Gather up the lines with the word "highlight" in them.

[Data listing]
— Begin —
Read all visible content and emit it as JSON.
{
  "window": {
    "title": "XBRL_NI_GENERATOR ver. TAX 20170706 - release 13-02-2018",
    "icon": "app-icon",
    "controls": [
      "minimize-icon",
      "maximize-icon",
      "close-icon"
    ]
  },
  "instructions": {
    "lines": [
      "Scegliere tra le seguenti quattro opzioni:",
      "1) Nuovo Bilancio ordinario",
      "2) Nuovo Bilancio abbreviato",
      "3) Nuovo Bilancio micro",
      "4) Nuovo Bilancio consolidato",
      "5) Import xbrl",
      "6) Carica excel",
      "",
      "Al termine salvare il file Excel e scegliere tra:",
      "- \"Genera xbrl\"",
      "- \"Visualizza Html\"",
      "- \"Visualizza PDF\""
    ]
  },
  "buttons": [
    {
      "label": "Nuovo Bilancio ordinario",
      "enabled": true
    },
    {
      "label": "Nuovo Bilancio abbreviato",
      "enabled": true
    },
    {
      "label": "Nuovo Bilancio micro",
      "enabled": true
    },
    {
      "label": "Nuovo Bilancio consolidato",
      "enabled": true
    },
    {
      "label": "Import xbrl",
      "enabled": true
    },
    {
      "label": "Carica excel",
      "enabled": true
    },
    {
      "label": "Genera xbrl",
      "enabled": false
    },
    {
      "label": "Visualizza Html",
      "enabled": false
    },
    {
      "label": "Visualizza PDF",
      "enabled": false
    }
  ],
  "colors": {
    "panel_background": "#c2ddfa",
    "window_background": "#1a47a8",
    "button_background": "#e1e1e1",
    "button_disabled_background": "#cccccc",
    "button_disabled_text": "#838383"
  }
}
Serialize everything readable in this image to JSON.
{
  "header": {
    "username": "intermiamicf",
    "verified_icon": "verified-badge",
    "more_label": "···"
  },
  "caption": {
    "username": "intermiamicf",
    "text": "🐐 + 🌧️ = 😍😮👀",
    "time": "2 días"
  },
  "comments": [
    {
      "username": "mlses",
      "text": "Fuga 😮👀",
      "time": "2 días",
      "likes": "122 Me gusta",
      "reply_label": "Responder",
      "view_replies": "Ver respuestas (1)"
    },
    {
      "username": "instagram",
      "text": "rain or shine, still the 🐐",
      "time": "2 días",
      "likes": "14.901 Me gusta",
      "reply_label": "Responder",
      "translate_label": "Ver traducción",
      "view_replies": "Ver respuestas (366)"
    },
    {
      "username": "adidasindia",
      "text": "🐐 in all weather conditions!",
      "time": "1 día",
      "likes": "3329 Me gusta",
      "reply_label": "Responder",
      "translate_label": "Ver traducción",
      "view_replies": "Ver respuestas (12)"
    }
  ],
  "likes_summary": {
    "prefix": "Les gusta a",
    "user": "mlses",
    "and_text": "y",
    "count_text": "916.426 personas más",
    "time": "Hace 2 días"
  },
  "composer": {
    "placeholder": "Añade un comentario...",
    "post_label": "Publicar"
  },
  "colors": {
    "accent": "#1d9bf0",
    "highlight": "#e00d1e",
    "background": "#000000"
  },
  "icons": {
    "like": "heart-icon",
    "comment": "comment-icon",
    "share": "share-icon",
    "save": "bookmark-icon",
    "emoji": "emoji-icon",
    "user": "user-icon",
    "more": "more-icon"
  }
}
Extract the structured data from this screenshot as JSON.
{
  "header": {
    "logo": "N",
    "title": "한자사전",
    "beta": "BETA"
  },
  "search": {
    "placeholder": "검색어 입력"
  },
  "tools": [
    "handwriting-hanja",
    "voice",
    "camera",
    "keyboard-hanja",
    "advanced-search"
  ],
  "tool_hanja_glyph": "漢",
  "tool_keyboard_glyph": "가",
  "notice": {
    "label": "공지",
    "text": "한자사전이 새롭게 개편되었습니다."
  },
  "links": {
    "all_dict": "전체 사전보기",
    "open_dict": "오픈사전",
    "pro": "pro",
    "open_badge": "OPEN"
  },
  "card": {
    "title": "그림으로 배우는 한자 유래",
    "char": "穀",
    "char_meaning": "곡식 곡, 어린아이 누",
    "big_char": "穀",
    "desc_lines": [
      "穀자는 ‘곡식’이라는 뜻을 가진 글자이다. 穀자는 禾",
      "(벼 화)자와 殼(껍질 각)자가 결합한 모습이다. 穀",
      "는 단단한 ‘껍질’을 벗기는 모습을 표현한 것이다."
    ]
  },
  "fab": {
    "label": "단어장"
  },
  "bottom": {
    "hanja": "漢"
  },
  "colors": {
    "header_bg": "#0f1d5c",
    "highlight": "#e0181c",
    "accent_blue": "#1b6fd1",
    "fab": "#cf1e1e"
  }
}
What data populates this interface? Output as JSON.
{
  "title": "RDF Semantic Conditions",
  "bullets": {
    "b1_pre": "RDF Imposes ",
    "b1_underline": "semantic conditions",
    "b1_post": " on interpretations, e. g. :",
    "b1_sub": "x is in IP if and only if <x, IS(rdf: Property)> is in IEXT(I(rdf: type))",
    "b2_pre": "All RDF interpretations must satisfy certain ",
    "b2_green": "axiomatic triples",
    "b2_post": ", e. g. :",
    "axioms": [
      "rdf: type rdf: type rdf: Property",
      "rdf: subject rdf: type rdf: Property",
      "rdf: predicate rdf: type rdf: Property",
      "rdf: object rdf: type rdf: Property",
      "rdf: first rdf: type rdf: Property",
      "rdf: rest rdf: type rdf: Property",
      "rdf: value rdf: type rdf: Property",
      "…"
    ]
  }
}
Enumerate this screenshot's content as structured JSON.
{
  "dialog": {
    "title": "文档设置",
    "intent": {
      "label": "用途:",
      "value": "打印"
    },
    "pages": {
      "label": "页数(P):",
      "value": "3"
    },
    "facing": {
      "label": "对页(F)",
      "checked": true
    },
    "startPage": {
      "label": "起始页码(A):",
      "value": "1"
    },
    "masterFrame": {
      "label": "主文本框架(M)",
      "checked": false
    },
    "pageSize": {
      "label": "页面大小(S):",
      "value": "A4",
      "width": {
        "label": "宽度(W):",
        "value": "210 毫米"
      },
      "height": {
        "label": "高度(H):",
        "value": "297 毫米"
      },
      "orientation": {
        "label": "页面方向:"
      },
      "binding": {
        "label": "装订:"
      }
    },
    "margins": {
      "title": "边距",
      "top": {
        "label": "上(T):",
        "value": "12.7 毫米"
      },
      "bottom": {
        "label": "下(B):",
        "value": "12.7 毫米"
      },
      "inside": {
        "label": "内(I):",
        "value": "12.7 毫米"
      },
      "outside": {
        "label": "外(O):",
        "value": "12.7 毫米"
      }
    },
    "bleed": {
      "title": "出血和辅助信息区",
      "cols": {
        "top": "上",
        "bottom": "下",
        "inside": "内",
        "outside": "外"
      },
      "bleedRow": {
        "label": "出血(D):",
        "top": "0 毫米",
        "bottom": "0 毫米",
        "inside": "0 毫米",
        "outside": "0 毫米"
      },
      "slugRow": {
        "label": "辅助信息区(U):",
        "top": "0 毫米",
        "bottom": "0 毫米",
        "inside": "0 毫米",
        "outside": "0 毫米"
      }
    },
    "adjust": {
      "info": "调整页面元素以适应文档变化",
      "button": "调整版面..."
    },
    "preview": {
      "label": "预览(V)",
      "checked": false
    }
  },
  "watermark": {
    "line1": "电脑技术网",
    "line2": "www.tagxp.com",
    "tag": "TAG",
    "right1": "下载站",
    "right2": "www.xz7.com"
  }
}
— End —
[Exercise output]
    "highlight": "#e00d1e",
    "highlight": "#e0181c",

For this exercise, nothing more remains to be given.